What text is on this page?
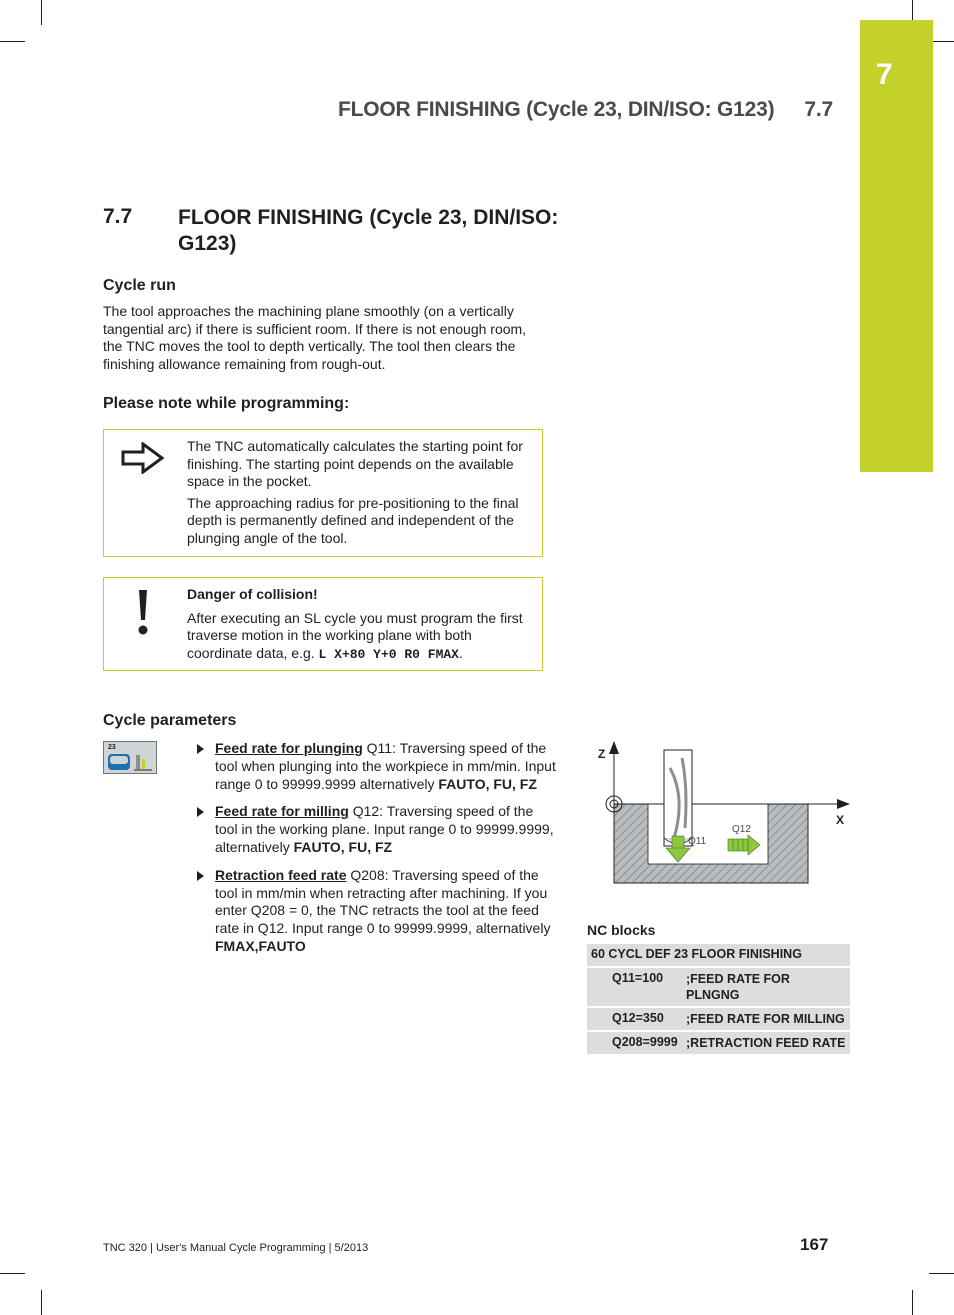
7
FLOOR FINISHING (Cycle 23, DIN/ISO: G123) 7.7
7.7 FLOOR FINISHING (Cycle 23, DIN/ISO: G123)
Cycle run
The tool approaches the machining plane smoothly (on a vertically tangential arc) if there is sufficient room. If there is not enough room, the TNC moves the tool to depth vertically. The tool then clears the finishing allowance remaining from rough-out.
Please note while programming:

The TNC automatically calculates the starting point for finishing. The starting point depends on the available space in the pocket.

The approaching radius for pre-positioning to the final depth is permanently defined and independent of the plunging angle of the tool.

Danger of collision!

After executing an SL cycle you must program the first traverse motion in the working plane with both coordinate data, e.g. L X+80 Y+0 R0 FMAX.

Cycle parameters
23	Feed rate for plunging Q11: Traversing speed of the tool when plunging into the workpiece in mm/min. Input range 0 to 99999.9999 alternatively FAUTO, FU, FZ
Feed rate for milling Q12: Traversing speed of the tool in the working plane. Input range 0 to 99999.9999, alternatively FAUTO, FU, FZ
Retraction feed rate Q208: Traversing speed of the tool in mm/min when retracting after machining. If you enter Q208 = 0, the TNC retracts the tool at the feed rate in Q12. Input range 0 to 99999.9999, alternatively FMAX,FAUTO
Z
X
Q11
Q12
NC blocks
60 CYCL DEF 23 FLOOR FINISHING
Q11=100	;FEED RATE FOR PLNGNG
Q12=350	;FEED RATE FOR MILLING
Q208=9999 ;RETRACTION FEED RATE
TNC 320 | User's Manual Cycle Programming | 5/2013	167
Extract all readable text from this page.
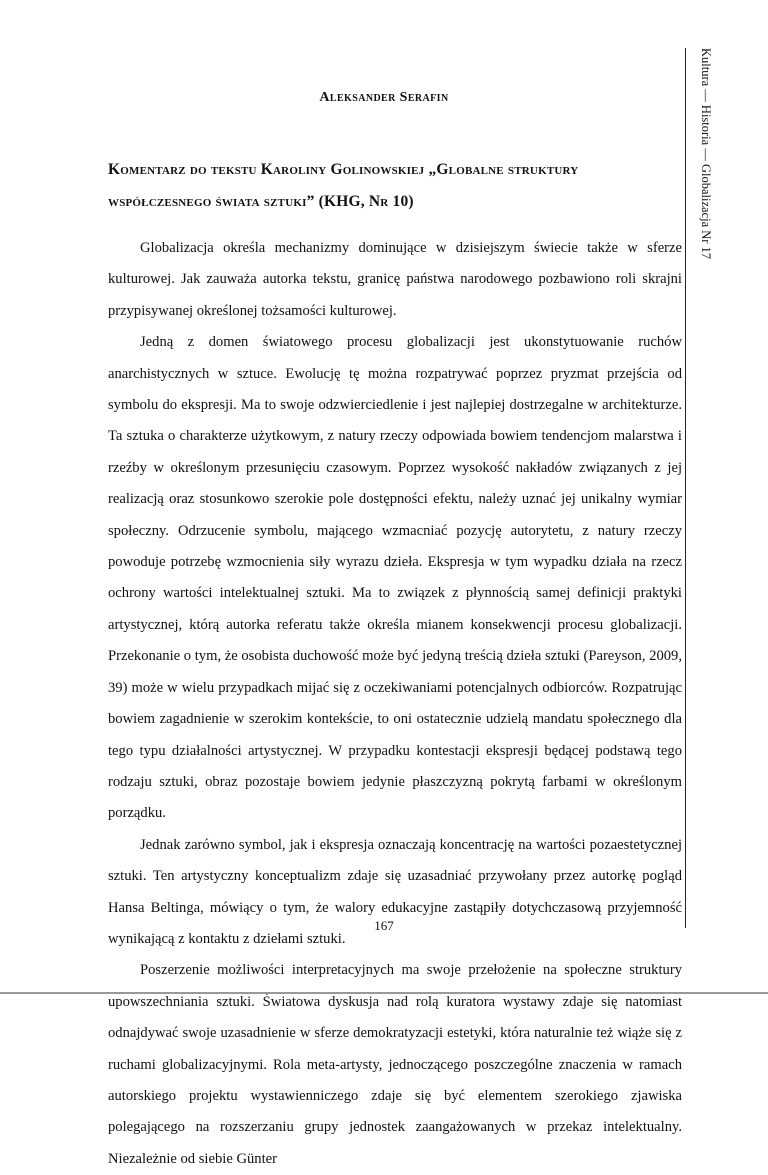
Aleksander Serafin
Komentarz do tekstu Karoliny Golinowskiej „Globalne struktury współczesnego świata sztuki” (KHG, Nr 10)

Globalizacja określa mechanizmy dominujące w dzisiejszym świecie także w sferze kulturowej. Jak zauważa autorka tekstu, granicę państwa narodowego pozbawiono roli skrajni przypisywanej określonej tożsamości kulturowej.

Jedną z domen światowego procesu globalizacji jest ukonstytuowanie ruchów anarchistycznych w sztuce. Ewolucję tę można rozpatrywać poprzez pryzmat przejścia od symbolu do ekspresji. Ma to swoje odzwierciedlenie i jest najlepiej dostrzegalne w architekturze. Ta sztuka o charakterze użytkowym, z natury rzeczy odpowiada bowiem tendencjom malarstwa i rzeźby w określonym przesunięciu czasowym. Poprzez wysokość nakładów związanych z jej realizacją oraz stosunkowo szerokie pole dostępności efektu, należy uznać jej unikalny wymiar społeczny. Odrzucenie symbolu, mającego wzmacniać pozycję autorytetu, z natury rzeczy powoduje potrzebę wzmocnienia siły wyrazu dzieła. Ekspresja w tym wypadku działa na rzecz ochrony wartości intelektualnej sztuki. Ma to związek z płynnością samej definicji praktyki artystycznej, którą autorka referatu także określa mianem konsekwencji procesu globalizacji. Przekonanie o tym, że osobista duchowość może być jedyną treścią dzieła sztuki (Pareyson, 2009, 39) może w wielu przypadkach mijać się z oczekiwaniami potencjalnych odbiorców. Rozpatrując bowiem zagadnienie w szerokim kontekście, to oni ostatecznie udzielą mandatu społecznego dla tego typu działalności artystycznej. W przypadku kontestacji ekspresji będącej podstawą tego rodzaju sztuki, obraz pozostaje bowiem jedynie płaszczyzną pokrytą farbami w określonym porządku.

Jednak zarówno symbol, jak i ekspresja oznaczają koncentrację na wartości pozaestetycznej sztuki. Ten artystyczny konceptualizm zdaje się uzasadniać przywołany przez autorkę pogląd Hansa Beltinga, mówiący o tym, że walory edukacyjne zastąpiły dotychczasową przyjemność wynikającą z kontaktu z dziełami sztuki.

Poszerzenie możliwości interpretacyjnych ma swoje przełożenie na społeczne struktury upowszechniania sztuki. Światowa dyskusja nad rolą kuratora wystawy zdaje się natomiast odnajdywać swoje uzasadnienie w sferze demokratyzacji estetyki, która naturalnie też wiąże się z ruchami globalizacyjnymi. Rola meta-artysty, jednoczącego poszczególne znaczenia w ramach autorskiego projektu wystawienniczego zdaje się być elementem szerokiego zjawiska polegającego na rozszerzaniu grupy jednostek zaangażowanych w przekaz intelektualny. Niezależnie od siebie Günter

Kultura — Historia — Globalizacja Nr 17
167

______________________________

■ Given task
Return all lines with the word "page" in them.

■ Reply
What text is on this page?
Extract all readable text from this page.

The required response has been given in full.